[Start of RAW DATA]
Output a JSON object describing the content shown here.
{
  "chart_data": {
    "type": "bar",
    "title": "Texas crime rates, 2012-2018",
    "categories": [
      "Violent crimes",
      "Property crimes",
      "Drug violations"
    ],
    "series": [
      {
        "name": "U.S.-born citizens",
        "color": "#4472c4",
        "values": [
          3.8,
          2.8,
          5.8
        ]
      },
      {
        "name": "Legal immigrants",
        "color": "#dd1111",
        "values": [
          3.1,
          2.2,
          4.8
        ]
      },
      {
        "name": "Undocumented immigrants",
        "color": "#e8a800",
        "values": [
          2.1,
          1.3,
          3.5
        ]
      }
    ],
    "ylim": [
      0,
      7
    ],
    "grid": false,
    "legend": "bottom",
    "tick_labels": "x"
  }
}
[End of RAW DATA]
→ **PROBLEM REQUIREMENTS**
Exactly as shown, repeat every record.

→ **THE REPLY**
Output a JSON object describing the content shown here.
{
  "chart_data": {
    "type": "bar",
    "title": "Texas crime rates, 2012-2018",
    "categories": [
      "Violent crimes",
      "Property crimes",
      "Drug violations"
    ],
    "series": [
      {
        "name": "U.S.-born citizens",
        "color": "#4472c4",
        "values": [
          3.8,
          2.8,
          5.8
        ]
      },
      {
        "name": "Legal immigrants",
        "color": "#dd1111",
        "values": [
          3.1,
          2.2,
          4.8
        ]
      },
      {
        "name": "Undocumented immigrants",
        "color": "#e8a800",
        "values": [
          2.1,
          1.3,
          3.5
        ]
      }
    ],
    "ylim": [
      0,
      7
    ],
    "grid": false,
    "legend": "bottom",
    "tick_labels": "x"
  }
}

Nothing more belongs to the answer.